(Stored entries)
----

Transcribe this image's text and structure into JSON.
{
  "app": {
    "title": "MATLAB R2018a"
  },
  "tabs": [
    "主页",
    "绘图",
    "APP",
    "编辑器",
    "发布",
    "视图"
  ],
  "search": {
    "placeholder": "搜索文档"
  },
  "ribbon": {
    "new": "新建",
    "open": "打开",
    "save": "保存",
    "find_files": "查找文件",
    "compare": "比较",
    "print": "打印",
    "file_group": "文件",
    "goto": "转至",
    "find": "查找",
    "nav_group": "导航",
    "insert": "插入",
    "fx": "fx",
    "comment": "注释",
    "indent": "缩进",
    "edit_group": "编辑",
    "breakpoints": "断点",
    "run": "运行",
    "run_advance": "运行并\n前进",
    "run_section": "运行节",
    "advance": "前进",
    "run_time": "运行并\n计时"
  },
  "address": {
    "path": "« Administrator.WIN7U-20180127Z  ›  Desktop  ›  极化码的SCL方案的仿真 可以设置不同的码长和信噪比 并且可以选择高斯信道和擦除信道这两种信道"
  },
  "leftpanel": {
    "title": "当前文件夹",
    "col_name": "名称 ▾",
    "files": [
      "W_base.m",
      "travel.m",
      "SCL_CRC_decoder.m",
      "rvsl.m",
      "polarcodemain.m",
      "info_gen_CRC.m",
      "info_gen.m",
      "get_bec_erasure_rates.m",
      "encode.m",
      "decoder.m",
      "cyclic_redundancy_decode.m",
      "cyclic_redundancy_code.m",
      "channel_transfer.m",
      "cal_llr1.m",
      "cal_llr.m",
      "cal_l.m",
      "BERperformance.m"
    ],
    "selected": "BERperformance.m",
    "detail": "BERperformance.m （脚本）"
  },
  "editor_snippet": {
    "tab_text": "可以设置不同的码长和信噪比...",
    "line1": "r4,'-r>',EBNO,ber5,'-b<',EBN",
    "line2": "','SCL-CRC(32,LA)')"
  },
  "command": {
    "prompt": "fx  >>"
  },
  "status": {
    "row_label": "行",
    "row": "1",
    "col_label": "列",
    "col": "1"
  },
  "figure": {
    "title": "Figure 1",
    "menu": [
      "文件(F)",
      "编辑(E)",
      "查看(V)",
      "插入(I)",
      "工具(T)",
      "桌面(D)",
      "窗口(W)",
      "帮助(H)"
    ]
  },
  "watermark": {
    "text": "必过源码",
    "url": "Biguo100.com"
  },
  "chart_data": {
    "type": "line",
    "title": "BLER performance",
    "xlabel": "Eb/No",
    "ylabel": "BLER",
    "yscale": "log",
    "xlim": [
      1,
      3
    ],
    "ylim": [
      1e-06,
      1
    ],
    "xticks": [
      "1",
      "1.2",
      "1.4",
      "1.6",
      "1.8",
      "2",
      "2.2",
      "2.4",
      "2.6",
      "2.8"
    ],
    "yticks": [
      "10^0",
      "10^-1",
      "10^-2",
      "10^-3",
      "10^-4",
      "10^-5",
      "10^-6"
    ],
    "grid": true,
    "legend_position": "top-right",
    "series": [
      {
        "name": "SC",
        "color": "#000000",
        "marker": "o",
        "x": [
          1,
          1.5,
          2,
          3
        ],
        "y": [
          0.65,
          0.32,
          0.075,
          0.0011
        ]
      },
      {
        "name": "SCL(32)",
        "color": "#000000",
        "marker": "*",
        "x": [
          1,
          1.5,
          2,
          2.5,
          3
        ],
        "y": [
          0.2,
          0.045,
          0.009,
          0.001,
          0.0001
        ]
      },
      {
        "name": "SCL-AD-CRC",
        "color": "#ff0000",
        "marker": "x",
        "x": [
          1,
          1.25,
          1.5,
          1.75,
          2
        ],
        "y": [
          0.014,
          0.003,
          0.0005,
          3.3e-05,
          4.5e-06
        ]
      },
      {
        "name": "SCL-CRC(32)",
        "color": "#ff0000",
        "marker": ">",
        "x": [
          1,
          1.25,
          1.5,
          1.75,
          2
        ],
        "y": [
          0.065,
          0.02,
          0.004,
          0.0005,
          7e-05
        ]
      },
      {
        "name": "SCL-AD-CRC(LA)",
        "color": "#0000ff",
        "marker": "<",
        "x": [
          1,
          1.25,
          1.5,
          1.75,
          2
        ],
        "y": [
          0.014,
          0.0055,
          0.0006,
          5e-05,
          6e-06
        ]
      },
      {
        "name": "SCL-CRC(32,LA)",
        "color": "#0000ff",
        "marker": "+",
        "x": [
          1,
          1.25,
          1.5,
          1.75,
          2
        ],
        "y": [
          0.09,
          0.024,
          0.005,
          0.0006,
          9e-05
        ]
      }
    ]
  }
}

----

▶ **AIM**
Send back each record exactly as it stands.

▶ **THE OUTPUT**
Transcribe this image's text and structure into JSON.
{
  "app": {
    "title": "MATLAB R2018a"
  },
  "tabs": [
    "主页",
    "绘图",
    "APP",
    "编辑器",
    "发布",
    "视图"
  ],
  "search": {
    "placeholder": "搜索文档"
  },
  "ribbon": {
    "new": "新建",
    "open": "打开",
    "save": "保存",
    "find_files": "查找文件",
    "compare": "比较",
    "print": "打印",
    "file_group": "文件",
    "goto": "转至",
    "find": "查找",
    "nav_group": "导航",
    "insert": "插入",
    "fx": "fx",
    "comment": "注释",
    "indent": "缩进",
    "edit_group": "编辑",
    "breakpoints": "断点",
    "run": "运行",
    "run_advance": "运行并\n前进",
    "run_section": "运行节",
    "advance": "前进",
    "run_time": "运行并\n计时"
  },
  "address": {
    "path": "« Administrator.WIN7U-20180127Z  ›  Desktop  ›  极化码的SCL方案的仿真 可以设置不同的码长和信噪比 并且可以选择高斯信道和擦除信道这两种信道"
  },
  "leftpanel": {
    "title": "当前文件夹",
    "col_name": "名称 ▾",
    "files": [
      "W_base.m",
      "travel.m",
      "SCL_CRC_decoder.m",
      "rvsl.m",
      "polarcodemain.m",
      "info_gen_CRC.m",
      "info_gen.m",
      "get_bec_erasure_rates.m",
      "encode.m",
      "decoder.m",
      "cyclic_redundancy_decode.m",
      "cyclic_redundancy_code.m",
      "channel_transfer.m",
      "cal_llr1.m",
      "cal_llr.m",
      "cal_l.m",
      "BERperformance.m"
    ],
    "selected": "BERperformance.m",
    "detail": "BERperformance.m （脚本）"
  },
  "editor_snippet": {
    "tab_text": "可以设置不同的码长和信噪比...",
    "line1": "r4,'-r>',EBNO,ber5,'-b<',EBN",
    "line2": "','SCL-CRC(32,LA)')"
  },
  "command": {
    "prompt": "fx  >>"
  },
  "status": {
    "row_label": "行",
    "row": "1",
    "col_label": "列",
    "col": "1"
  },
  "figure": {
    "title": "Figure 1",
    "menu": [
      "文件(F)",
      "编辑(E)",
      "查看(V)",
      "插入(I)",
      "工具(T)",
      "桌面(D)",
      "窗口(W)",
      "帮助(H)"
    ]
  },
  "watermark": {
    "text": "必过源码",
    "url": "Biguo100.com"
  },
  "chart_data": {
    "type": "line",
    "title": "BLER performance",
    "xlabel": "Eb/No",
    "ylabel": "BLER",
    "yscale": "log",
    "xlim": [
      1,
      3
    ],
    "ylim": [
      1e-06,
      1
    ],
    "xticks": [
      "1",
      "1.2",
      "1.4",
      "1.6",
      "1.8",
      "2",
      "2.2",
      "2.4",
      "2.6",
      "2.8"
    ],
    "yticks": [
      "10^0",
      "10^-1",
      "10^-2",
      "10^-3",
      "10^-4",
      "10^-5",
      "10^-6"
    ],
    "grid": true,
    "legend_position": "top-right",
    "series": [
      {
        "name": "SC",
        "color": "#000000",
        "marker": "o",
        "x": [
          1,
          1.5,
          2,
          3
        ],
        "y": [
          0.65,
          0.32,
          0.075,
          0.0011
        ]
      },
      {
        "name": "SCL(32)",
        "color": "#000000",
        "marker": "*",
        "x": [
          1,
          1.5,
          2,
          2.5,
          3
        ],
        "y": [
          0.2,
          0.045,
          0.009,
          0.001,
          0.0001
        ]
      },
      {
        "name": "SCL-AD-CRC",
        "color": "#ff0000",
        "marker": "x",
        "x": [
          1,
          1.25,
          1.5,
          1.75,
          2
        ],
        "y": [
          0.014,
          0.003,
          0.0005,
          3.3e-05,
          4.5e-06
        ]
      },
      {
        "name": "SCL-CRC(32)",
        "color": "#ff0000",
        "marker": ">",
        "x": [
          1,
          1.25,
          1.5,
          1.75,
          2
        ],
        "y": [
          0.065,
          0.02,
          0.004,
          0.0005,
          7e-05
        ]
      },
      {
        "name": "SCL-AD-CRC(LA)",
        "color": "#0000ff",
        "marker": "<",
        "x": [
          1,
          1.25,
          1.5,
          1.75,
          2
        ],
        "y": [
          0.014,
          0.0055,
          0.0006,
          5e-05,
          6e-06
        ]
      },
      {
        "name": "SCL-CRC(32,LA)",
        "color": "#0000ff",
        "marker": "+",
        "x": [
          1,
          1.25,
          1.5,
          1.75,
          2
        ],
        "y": [
          0.09,
          0.024,
          0.005,
          0.0006,
          9e-05
        ]
      }
    ]
  }
}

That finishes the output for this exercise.